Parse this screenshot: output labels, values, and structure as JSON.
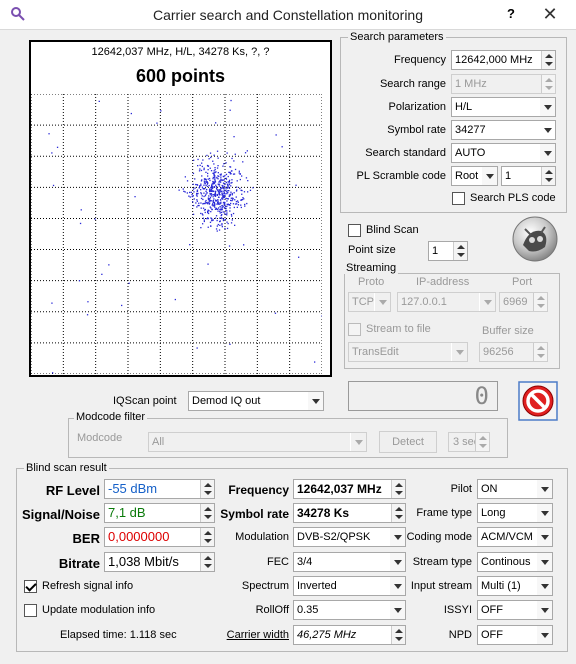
{
  "window": {
    "title": "Carrier search and Constellation monitoring",
    "help": "?",
    "close": "✕"
  },
  "plot": {
    "info": "12642,037 MHz, H/L, 34278 Ks, ?, ?",
    "points": "600 points",
    "dot_color": "#2a2ad8"
  },
  "search": {
    "title": "Search parameters",
    "frequency_label": "Frequency",
    "frequency": "12642,000 MHz",
    "range_label": "Search range",
    "range": "1 MHz",
    "pol_label": "Polarization",
    "pol": "H/L",
    "sr_label": "Symbol rate",
    "sr": "34277",
    "std_label": "Search standard",
    "std": "AUTO",
    "pls_label": "PL Scramble code",
    "pls_mode": "Root",
    "pls_value": "1",
    "pls_search_label": "Search PLS code"
  },
  "blind_scan_label": "Blind Scan",
  "point_size_label": "Point size",
  "point_size": "1",
  "streaming": {
    "title": "Streaming",
    "proto_h": "Proto",
    "ip_h": "IP-address",
    "port_h": "Port",
    "proto": "TCP",
    "ip": "127.0.0.1",
    "port": "6969",
    "stream_file_label": "Stream to file",
    "buffer_label": "Buffer size",
    "dest": "TransEdit",
    "buffer": "96256"
  },
  "counter": "0",
  "iq": {
    "label": "IQScan point",
    "value": "Demod IQ out"
  },
  "modcode": {
    "title": "Modcode filter",
    "label": "Modcode",
    "value": "All",
    "detect": "Detect",
    "sec": "3 sec"
  },
  "result": {
    "title": "Blind scan result",
    "rf_label": "RF Level",
    "rf": "-55 dBm",
    "rf_color": "#1560c8",
    "sn_label": "Signal/Noise",
    "sn": "7,1 dB",
    "sn_color": "#0a7a0a",
    "ber_label": "BER",
    "ber": "0,0000000",
    "ber_color": "#dd0000",
    "br_label": "Bitrate",
    "br": "1,038 Mbit/s",
    "freq_label": "Frequency",
    "freq": "12642,037 MHz",
    "sr_label": "Symbol rate",
    "sr": "34278 Ks",
    "mod_label": "Modulation",
    "mod": "DVB-S2/QPSK",
    "fec_label": "FEC",
    "fec": "3/4",
    "spec_label": "Spectrum",
    "spec": "Inverted",
    "roll_label": "RollOff",
    "roll": "0.35",
    "cw_label": "Carrier width",
    "cw": "46,275 MHz",
    "pilot_label": "Pilot",
    "pilot": "ON",
    "frame_label": "Frame type",
    "frame": "Long",
    "coding_label": "Coding mode",
    "coding": "ACM/VCM",
    "stype_label": "Stream type",
    "stype": "Continous",
    "istream_label": "Input stream",
    "istream": "Multi (1)",
    "issyi_label": "ISSYI",
    "issyi": "OFF",
    "npd_label": "NPD",
    "npd": "OFF",
    "refresh_label": "Refresh signal info",
    "update_label": "Update modulation info",
    "elapsed": "Elapsed time: 1.118 sec"
  }
}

§

Scan the material for lines with the word "Blind", and copy each line you find.

--- COMPLETED TASK ---
  "blind_scan_label": "Blind Scan",
    "title": "Blind scan result",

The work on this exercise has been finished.